Excerpt:
%%

There can be no question that § 2244(b) and Rule 9(b) codify Sanders. The legislative history of, and Advisory Committee’s Notes to, Rule 9(b) expressly so indicate, see 28 U. S. C., pp. 426-427; H. R. Rep. No. 94-1471, pp. 5-6 (1976), and such has been the universal understanding of this Court, see Rose v. Lundy, 455 U. S. 509, 521 (1982), of the lower courts, see, e. g., Williams v. Lockhart, 862 F. 2d 155, 157 (CA8 1988); Neuschafer v. Whitley, 860 F. 2d 1470, 1474 (CA9 1988), cert. denied, sub nom. Demosthenes v. Neuschafer, 493 U. S. 906 (1989); 860 F. 2d, at 1479 (Alarcon, J., con curring in result); Davis v. Dugger, 829 F. 2d 1513, 1518, n. 13 (CA11 1987); Passman v. Blackburn, 797 F. 2d 1335, 1341 (CA5 1986), cert. denied, 480 U. S. 948 (1987); United States v. Talk, 597 F. 2d 249, 250-251 (CA10 1979); United States ex rel. Fletcher v. Brierley, 460 F. 2d 444, 446, n. 4A (CA3), cert. denied, 409 U. S. 1044 (1972), and of commentators, see, e. g., 17A C. Wright, A. Miller & E. Cooper, Federal Practice and Procedure §4267, pp. 477-478 (2d ed. 1988); L. Yackle, supra, § 154.4

*514The majority concedes that § 2244(b) and Rule 9(b) codify Sanders, see ante, at 487, but concludes nonetheless that Congress did “not answer” all of the “questions” concerning the abuse-of-the-writ doctrine, ibid. The majority emphasizes that § 2244(b) refers to second or successive petitions from petitioners who have “deliberately withheld the newly asserted ground ... or otherwise abused the writ” without exhaustively cataloging the ways in which the writ may “otherwise” be “abused.” See ante, at 486, 489-490. From this “silenc[e],” the majority infers a congressional delegation of lawmaking power broad enough to encompass the engrafting of the cause-and-prejudice test onto the abuse-of-the-writ doctrine. Ante, at 487.

%%

Written problem A:
Answer these questions about the excerpt on the abuse-of-the-writ doctrine:
(i) Which two provisions does it say codify Sanders?
(ii) What year is given for H. R. Rep. No. 94-1471?
(iii) Which test does the majority, inferring from congressional silence, engraft onto the abuse-of-the-writ doctrine?
Written problem B:
Render this sentence from the excerpt on the abuse-of-the-writ doctrine in Spanish: "From this “silenc[e],” the majority infers a congressional delegation of lawmaking power broad enough to encompass the engrafting of the cause-and-prejudice test onto the abuse-of-the-writ doctrine."

Dataset excerpts:

%%

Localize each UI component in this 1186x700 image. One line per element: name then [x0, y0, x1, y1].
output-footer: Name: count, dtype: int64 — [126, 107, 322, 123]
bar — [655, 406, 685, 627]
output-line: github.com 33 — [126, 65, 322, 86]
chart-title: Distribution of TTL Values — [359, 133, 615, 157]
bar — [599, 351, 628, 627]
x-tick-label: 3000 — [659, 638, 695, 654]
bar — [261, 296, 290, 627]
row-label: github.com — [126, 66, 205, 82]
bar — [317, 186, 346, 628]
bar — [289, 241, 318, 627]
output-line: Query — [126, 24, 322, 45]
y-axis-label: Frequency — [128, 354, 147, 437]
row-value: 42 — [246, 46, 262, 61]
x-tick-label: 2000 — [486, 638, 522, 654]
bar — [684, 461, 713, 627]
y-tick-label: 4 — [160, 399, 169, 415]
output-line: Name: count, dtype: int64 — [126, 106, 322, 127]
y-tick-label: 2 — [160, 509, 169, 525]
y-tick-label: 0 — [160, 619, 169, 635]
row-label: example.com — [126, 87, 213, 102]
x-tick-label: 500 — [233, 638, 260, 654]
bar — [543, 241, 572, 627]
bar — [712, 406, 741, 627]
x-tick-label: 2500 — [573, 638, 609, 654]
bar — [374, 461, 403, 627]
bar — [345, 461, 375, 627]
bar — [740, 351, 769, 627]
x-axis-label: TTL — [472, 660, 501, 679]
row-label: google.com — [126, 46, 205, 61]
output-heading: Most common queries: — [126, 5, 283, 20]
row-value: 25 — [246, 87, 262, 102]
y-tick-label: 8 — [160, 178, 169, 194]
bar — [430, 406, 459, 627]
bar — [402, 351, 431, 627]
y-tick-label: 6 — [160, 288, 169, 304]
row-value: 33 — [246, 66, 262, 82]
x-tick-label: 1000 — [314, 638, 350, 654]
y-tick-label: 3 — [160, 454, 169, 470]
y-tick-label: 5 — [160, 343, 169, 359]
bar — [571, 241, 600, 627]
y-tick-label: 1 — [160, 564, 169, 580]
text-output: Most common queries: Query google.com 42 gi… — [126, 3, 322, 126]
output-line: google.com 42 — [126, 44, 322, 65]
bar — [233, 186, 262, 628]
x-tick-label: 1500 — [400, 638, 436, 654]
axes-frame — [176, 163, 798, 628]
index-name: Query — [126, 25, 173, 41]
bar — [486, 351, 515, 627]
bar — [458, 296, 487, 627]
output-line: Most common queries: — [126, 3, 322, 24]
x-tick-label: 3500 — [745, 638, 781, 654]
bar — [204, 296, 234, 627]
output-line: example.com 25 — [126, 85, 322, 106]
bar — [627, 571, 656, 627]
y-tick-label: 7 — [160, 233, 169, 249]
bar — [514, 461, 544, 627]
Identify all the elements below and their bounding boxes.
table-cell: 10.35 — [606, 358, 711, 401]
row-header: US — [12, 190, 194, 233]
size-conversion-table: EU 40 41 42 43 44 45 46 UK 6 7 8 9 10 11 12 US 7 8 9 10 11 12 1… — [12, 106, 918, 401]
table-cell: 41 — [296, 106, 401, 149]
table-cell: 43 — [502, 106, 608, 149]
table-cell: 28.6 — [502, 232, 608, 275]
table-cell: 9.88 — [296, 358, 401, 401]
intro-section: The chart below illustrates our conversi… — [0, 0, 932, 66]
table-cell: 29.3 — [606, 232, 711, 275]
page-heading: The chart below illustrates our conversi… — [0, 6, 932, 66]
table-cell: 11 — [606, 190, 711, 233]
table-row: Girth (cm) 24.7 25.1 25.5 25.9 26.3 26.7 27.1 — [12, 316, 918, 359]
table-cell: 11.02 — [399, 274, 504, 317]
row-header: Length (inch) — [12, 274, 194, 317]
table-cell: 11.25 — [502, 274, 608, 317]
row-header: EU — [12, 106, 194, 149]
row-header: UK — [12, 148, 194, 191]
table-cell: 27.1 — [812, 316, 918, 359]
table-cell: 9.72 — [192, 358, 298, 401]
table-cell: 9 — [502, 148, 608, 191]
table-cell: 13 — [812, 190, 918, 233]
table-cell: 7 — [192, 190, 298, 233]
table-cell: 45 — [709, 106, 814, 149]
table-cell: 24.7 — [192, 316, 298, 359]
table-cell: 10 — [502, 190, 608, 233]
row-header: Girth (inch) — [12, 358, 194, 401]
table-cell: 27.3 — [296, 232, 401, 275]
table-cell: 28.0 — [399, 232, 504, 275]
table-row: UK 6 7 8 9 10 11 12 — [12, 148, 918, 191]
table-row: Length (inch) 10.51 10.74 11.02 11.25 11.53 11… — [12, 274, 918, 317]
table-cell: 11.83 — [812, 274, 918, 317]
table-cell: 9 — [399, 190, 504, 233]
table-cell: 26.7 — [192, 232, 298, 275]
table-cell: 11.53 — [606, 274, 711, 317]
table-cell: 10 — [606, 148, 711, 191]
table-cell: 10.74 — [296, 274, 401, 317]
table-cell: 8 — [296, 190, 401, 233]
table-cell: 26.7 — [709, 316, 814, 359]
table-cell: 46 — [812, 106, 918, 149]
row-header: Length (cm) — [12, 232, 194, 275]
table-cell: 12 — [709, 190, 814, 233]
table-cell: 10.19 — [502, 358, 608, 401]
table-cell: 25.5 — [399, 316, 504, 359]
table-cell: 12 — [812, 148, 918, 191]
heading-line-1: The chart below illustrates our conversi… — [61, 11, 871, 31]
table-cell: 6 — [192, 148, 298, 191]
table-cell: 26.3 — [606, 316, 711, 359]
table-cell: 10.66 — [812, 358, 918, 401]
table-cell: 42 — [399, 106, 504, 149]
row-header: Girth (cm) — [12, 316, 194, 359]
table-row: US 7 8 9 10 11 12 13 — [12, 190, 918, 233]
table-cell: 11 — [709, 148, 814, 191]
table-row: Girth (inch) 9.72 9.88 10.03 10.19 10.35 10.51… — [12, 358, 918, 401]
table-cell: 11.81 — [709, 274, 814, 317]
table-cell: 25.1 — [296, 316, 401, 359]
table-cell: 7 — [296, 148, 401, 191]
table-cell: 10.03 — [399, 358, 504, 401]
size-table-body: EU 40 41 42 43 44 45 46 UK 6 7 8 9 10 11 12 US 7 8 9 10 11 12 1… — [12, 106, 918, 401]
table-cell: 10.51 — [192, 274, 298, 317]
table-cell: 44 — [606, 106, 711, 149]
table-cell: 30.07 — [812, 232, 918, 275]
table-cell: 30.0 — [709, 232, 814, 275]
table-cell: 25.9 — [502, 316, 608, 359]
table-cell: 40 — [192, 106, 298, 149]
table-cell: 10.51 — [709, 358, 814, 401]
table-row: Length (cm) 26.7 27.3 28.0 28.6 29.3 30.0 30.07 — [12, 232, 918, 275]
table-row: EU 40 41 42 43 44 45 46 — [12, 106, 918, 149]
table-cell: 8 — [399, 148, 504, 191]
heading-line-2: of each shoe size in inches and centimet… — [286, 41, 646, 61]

%%

Written solution A:
(i) § 2244(b) and Rule 9(b)
(ii) 1976
(iii) The cause-and-prejudice test

Written solution B:
A partir de este «silenci[o]», la mayoría infiere una delegación de poder legislativo por parte del Congreso lo bastante amplia como para abarcar la incorporación de la prueba de causa y perjuicio a la doctrina del abuso del recurso.